▶ [Goal of the exercise] Select all lines in the records that include "Динамика".

* start Data section *

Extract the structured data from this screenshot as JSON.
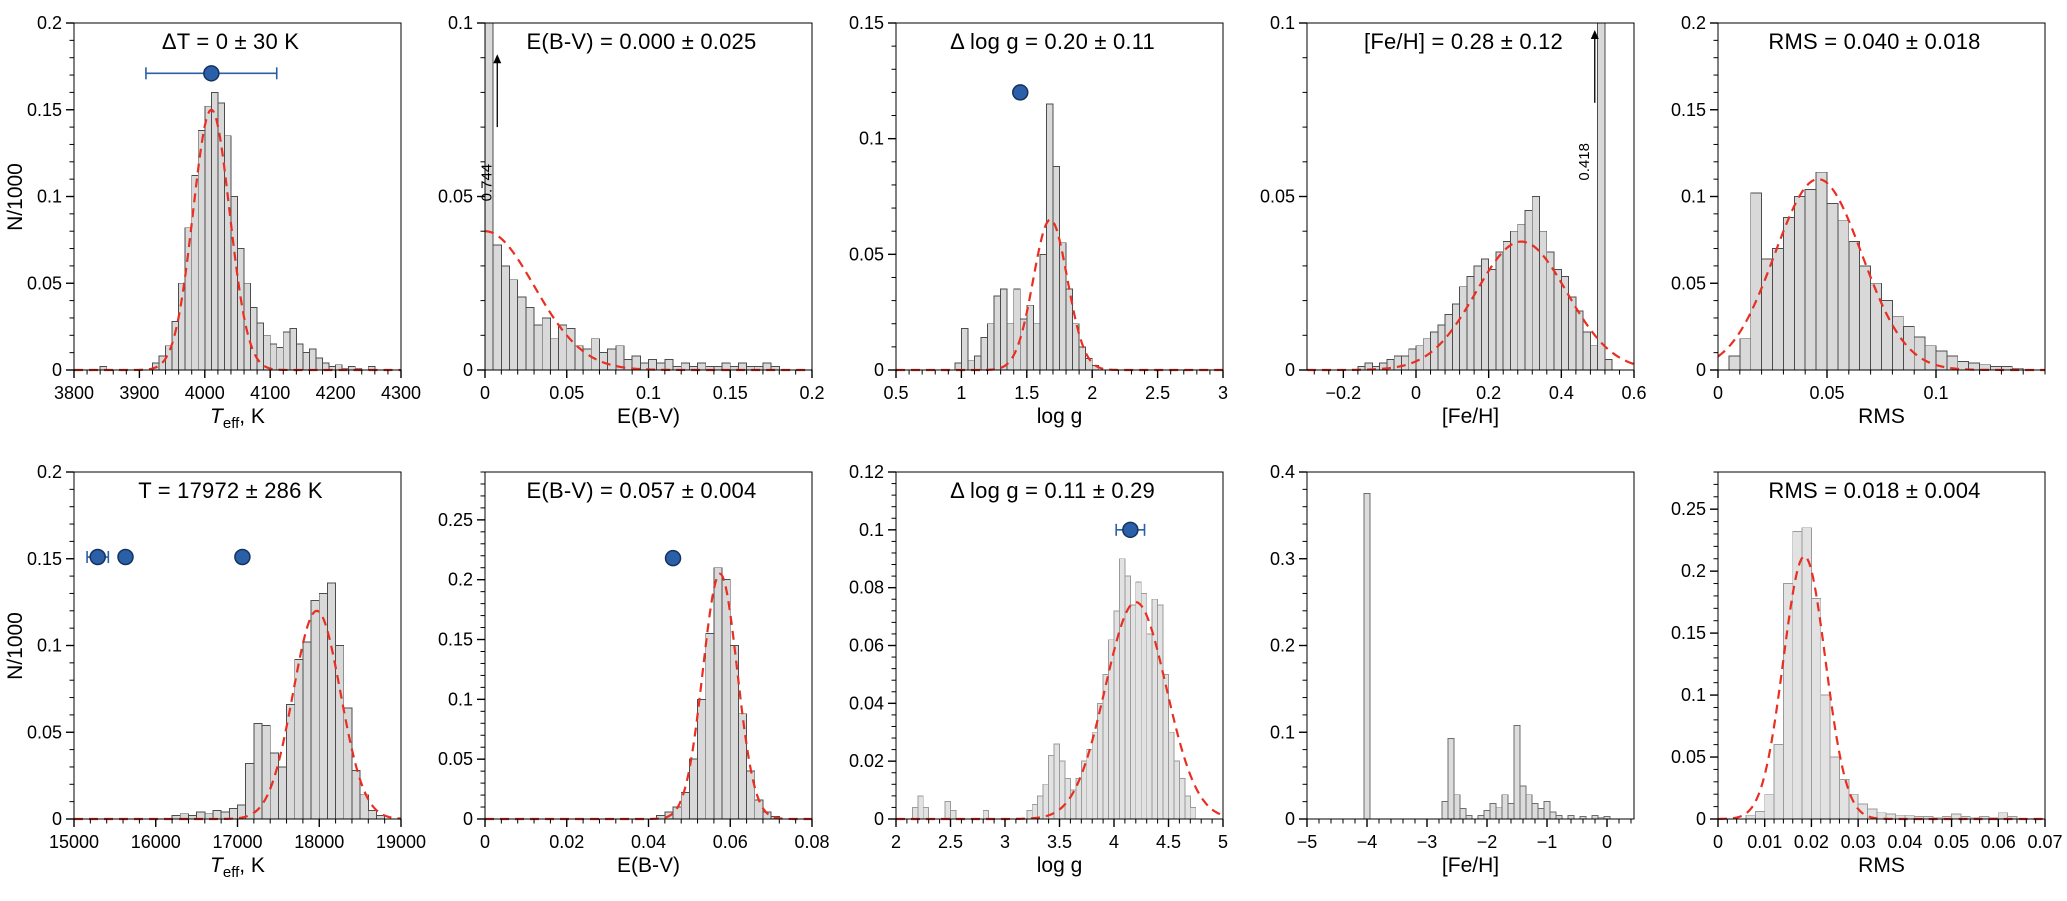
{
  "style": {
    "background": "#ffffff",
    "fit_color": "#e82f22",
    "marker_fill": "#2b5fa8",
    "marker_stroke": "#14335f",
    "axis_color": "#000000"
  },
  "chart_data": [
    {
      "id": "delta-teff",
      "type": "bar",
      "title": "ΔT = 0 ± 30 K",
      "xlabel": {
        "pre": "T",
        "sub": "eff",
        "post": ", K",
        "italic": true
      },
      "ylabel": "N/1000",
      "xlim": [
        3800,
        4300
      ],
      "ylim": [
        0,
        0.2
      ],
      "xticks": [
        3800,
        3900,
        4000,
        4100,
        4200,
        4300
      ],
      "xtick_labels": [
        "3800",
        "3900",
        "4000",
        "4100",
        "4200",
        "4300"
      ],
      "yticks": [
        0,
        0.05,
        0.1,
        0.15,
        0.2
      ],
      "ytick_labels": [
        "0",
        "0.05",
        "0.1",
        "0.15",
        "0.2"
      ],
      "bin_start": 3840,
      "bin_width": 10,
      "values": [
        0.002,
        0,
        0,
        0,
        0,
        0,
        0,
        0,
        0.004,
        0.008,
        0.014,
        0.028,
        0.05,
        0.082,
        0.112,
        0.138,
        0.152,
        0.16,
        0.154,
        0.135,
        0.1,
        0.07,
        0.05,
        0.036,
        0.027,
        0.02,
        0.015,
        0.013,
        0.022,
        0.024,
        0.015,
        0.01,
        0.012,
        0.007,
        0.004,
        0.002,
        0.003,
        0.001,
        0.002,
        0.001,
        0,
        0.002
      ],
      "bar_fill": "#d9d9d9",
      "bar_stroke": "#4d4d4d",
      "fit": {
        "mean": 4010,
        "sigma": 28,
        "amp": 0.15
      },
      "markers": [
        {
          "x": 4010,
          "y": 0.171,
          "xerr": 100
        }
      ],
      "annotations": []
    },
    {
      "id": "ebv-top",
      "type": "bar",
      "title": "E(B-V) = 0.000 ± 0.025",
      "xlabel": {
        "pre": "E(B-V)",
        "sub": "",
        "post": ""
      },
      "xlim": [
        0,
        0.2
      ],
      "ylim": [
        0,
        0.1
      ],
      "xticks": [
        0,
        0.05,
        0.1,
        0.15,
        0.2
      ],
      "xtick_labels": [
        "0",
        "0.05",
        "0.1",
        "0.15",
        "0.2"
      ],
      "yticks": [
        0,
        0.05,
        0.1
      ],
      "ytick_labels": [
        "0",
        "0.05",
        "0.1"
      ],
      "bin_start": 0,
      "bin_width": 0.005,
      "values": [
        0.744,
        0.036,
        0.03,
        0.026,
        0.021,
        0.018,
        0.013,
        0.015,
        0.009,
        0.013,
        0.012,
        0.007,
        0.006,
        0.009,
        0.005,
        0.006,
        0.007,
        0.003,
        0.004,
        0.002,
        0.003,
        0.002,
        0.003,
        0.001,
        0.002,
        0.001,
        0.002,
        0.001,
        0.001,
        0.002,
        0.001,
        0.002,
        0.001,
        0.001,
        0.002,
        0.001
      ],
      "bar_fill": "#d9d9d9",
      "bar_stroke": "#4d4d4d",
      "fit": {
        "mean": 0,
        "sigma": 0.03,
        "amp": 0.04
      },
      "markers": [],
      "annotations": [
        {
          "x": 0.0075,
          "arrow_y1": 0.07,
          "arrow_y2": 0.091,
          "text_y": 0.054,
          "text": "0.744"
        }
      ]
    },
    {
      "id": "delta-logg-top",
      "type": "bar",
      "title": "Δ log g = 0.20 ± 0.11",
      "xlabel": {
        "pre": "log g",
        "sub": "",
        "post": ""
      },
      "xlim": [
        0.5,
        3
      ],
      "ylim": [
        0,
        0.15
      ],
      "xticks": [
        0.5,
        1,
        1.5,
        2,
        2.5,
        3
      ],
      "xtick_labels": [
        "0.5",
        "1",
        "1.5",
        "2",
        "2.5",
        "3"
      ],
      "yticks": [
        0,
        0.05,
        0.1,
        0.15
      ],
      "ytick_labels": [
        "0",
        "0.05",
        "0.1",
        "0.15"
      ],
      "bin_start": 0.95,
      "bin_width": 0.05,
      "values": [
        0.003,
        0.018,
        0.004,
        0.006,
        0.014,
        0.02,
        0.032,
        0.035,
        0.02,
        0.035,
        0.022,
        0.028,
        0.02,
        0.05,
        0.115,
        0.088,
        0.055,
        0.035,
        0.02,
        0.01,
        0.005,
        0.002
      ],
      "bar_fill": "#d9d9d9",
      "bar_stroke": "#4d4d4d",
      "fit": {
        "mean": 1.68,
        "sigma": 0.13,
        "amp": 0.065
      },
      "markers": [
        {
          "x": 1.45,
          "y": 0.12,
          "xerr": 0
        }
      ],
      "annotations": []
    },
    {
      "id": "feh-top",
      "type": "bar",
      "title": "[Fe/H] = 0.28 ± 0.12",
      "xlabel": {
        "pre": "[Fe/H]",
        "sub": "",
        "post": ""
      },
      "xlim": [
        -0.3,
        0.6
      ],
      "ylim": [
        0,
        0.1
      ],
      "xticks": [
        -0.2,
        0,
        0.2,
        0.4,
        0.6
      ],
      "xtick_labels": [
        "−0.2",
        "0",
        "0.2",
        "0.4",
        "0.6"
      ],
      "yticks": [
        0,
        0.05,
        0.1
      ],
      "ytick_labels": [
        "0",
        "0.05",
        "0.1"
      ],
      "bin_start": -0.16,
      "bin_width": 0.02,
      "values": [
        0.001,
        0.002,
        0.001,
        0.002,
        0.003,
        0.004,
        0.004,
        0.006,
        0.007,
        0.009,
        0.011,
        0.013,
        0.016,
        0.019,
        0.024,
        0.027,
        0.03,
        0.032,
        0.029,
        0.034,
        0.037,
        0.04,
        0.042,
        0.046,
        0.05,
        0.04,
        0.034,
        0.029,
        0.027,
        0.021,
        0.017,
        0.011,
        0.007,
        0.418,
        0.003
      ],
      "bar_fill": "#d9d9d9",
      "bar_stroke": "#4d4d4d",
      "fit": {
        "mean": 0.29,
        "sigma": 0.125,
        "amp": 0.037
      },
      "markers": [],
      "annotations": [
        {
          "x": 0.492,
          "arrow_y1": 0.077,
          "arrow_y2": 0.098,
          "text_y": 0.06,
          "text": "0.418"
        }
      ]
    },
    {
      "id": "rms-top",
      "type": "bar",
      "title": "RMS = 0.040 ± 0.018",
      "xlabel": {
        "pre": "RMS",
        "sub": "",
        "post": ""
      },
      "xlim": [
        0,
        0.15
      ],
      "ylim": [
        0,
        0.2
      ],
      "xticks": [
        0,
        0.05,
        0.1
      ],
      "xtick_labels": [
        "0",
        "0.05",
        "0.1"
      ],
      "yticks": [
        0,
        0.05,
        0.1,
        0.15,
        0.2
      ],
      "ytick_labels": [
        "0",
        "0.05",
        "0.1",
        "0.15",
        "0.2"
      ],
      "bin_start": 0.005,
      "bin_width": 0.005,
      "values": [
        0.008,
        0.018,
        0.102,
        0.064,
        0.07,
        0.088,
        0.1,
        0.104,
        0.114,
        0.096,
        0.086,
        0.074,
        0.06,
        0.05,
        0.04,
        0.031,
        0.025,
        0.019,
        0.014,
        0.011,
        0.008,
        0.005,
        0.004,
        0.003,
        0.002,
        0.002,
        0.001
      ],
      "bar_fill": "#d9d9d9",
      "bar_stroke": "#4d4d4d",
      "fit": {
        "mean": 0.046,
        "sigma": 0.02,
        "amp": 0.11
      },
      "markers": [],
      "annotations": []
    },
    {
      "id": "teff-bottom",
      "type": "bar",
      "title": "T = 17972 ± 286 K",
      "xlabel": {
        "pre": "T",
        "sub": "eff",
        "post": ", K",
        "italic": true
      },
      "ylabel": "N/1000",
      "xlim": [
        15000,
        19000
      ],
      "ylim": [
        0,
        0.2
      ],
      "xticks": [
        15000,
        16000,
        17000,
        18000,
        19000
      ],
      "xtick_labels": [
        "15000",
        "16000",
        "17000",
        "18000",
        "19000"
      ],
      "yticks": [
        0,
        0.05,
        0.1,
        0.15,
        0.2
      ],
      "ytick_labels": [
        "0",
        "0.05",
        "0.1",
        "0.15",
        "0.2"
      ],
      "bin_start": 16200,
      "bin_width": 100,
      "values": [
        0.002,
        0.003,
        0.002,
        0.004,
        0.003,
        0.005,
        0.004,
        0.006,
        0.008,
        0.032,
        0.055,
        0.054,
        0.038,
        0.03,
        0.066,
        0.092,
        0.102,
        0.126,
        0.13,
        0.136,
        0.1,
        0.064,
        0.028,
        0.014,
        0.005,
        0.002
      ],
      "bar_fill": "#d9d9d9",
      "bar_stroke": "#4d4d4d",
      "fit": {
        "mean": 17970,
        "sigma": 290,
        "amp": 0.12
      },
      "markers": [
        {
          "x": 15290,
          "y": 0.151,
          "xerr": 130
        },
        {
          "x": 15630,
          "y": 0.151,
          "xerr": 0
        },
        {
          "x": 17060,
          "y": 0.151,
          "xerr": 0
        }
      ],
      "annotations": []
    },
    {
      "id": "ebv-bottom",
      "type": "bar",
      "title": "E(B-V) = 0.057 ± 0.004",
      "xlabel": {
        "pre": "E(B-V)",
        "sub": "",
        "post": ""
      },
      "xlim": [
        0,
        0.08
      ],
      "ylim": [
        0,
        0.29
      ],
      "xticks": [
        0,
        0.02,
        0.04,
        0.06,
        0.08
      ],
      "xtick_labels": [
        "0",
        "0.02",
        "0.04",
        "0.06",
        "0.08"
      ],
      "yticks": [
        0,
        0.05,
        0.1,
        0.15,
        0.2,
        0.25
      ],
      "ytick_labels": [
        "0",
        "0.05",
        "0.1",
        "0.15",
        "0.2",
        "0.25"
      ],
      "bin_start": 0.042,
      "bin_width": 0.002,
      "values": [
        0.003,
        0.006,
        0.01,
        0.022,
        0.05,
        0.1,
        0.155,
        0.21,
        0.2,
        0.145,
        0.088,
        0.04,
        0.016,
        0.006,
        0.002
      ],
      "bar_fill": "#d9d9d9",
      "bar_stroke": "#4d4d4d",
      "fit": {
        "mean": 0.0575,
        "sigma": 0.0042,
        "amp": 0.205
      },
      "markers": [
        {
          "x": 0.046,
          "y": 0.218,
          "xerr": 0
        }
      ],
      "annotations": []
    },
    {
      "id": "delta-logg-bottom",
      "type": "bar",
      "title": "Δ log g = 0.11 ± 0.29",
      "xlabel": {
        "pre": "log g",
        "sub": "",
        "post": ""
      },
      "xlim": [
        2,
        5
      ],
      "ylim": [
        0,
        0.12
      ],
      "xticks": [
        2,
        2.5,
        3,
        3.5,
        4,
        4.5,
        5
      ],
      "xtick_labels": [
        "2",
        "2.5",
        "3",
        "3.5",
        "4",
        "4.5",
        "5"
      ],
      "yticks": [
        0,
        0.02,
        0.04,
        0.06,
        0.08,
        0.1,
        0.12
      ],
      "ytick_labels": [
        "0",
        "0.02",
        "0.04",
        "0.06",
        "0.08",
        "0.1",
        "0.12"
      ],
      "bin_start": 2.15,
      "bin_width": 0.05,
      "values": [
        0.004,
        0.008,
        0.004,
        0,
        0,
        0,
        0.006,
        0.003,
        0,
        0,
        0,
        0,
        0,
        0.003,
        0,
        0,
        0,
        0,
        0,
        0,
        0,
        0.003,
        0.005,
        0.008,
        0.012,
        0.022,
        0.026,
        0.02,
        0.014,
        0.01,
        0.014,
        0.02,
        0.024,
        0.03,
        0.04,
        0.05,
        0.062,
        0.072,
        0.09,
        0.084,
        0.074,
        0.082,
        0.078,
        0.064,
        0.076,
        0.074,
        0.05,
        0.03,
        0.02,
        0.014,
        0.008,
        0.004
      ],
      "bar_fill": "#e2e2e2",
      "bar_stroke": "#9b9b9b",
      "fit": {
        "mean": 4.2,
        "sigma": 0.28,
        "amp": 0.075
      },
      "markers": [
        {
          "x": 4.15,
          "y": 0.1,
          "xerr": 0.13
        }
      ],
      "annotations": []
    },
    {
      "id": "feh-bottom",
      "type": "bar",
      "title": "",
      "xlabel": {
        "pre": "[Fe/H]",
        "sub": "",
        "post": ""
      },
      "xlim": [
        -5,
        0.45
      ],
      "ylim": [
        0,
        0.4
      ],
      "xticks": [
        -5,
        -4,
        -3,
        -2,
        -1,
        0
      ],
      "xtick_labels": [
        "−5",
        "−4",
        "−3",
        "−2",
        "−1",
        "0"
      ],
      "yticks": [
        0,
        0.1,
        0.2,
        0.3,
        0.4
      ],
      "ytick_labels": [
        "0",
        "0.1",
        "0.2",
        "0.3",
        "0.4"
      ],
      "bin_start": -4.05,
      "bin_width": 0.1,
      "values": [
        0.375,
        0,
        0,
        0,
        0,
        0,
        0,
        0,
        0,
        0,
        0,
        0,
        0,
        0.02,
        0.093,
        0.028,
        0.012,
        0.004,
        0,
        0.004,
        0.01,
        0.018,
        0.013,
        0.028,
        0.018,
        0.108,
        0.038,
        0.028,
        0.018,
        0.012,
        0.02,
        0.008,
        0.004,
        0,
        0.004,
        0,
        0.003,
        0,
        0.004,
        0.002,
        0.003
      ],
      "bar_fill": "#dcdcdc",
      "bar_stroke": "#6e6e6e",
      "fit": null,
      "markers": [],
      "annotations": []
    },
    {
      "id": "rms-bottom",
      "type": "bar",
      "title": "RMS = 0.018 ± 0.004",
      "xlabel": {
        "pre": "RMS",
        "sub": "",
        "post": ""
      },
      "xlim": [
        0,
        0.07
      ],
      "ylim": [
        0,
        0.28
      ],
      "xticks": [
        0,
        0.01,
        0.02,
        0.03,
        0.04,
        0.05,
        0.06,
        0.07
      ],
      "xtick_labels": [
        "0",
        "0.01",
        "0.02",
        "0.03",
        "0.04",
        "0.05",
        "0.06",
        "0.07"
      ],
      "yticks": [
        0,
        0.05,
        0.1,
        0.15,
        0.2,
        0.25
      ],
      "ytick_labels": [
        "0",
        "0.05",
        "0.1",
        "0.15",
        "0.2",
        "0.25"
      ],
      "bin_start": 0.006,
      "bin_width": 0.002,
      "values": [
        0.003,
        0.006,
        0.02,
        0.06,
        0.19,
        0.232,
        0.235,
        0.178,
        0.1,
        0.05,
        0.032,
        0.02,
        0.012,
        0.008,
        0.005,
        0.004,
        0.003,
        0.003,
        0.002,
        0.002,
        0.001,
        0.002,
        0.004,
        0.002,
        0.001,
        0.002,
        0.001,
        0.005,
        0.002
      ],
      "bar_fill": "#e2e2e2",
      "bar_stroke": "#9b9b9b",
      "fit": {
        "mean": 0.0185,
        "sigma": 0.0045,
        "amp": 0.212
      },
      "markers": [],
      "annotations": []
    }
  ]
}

* end Data section *
* start Data section *

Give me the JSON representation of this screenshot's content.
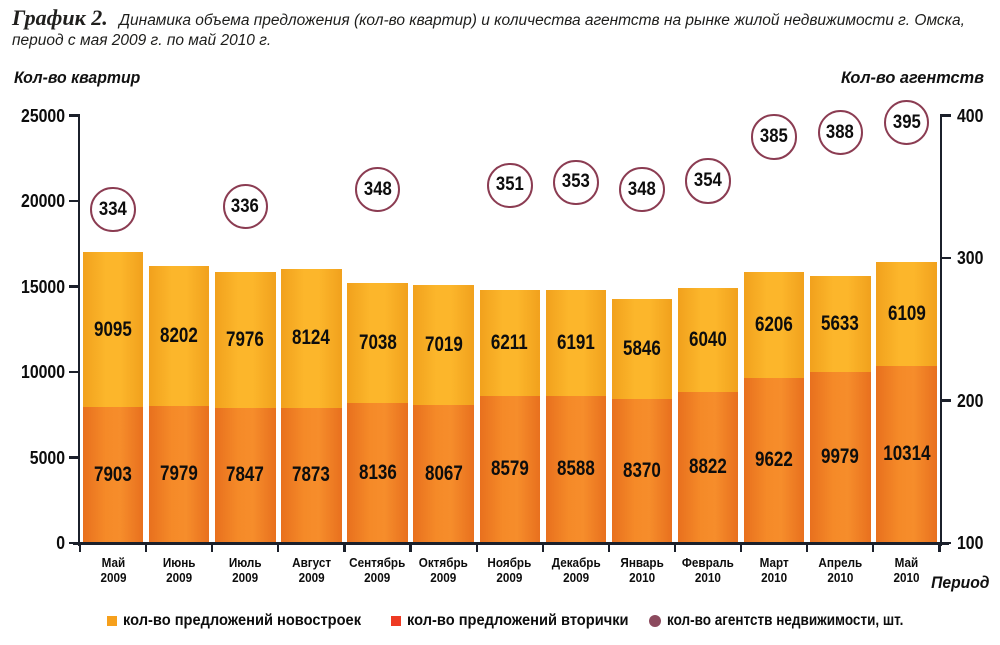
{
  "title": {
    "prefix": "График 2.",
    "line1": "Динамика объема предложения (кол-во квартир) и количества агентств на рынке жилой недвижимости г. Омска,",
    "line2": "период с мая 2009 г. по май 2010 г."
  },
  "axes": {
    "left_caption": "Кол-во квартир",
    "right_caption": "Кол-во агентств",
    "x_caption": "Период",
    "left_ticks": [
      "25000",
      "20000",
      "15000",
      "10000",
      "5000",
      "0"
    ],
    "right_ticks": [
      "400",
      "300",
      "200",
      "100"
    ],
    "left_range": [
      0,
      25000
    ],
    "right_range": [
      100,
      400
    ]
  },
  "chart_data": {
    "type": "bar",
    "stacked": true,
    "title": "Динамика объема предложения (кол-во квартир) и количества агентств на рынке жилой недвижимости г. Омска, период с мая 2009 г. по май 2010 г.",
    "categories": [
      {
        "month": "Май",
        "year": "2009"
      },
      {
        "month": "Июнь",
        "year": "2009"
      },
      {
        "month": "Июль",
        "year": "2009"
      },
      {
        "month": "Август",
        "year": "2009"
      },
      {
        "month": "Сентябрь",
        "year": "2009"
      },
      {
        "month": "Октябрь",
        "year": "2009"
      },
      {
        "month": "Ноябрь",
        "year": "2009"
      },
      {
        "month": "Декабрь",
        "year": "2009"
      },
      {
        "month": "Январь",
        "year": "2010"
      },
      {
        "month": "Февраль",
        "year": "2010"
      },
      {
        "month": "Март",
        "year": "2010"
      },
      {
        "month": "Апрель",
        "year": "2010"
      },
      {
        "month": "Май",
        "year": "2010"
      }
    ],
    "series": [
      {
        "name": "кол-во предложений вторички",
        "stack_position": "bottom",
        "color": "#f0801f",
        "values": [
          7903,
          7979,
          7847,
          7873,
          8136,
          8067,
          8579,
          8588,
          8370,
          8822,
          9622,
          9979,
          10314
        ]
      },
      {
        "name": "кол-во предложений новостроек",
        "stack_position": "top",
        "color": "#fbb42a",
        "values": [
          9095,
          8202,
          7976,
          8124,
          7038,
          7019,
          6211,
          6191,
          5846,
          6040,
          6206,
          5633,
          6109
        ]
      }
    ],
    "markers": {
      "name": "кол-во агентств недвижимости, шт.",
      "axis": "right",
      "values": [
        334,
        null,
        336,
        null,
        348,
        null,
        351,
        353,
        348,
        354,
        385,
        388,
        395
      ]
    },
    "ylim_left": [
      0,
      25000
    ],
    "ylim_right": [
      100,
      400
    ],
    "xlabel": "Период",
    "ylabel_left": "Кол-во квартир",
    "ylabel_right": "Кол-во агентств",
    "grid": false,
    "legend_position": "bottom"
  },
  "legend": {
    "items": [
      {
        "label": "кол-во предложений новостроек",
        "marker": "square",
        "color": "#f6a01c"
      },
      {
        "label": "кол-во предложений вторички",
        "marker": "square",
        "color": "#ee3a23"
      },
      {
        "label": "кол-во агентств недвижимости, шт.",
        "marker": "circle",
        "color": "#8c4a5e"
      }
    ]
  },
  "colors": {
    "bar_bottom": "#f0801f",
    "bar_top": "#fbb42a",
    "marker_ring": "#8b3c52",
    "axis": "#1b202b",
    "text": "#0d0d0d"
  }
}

* end Data section *
* start Data section *

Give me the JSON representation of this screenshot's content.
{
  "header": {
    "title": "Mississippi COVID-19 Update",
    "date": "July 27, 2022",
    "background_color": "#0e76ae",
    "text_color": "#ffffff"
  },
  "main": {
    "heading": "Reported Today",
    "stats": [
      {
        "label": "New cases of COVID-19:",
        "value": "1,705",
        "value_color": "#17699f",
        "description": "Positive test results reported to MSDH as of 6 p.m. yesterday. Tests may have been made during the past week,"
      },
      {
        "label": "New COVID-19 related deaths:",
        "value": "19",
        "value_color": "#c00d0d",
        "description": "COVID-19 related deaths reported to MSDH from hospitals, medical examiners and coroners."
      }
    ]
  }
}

* end Data section *

▶ [Solution to this exercise]
    "line1": "Динамика объема предложения (кол-во квартир) и количества агентств на рынке жилой недвижимости г. Омска,",
    "title": "Динамика объема предложения (кол-во квартир) и количества агентств на рынке жилой недвижимости г. Омска, период с мая 2009 г. по май 2010 г.",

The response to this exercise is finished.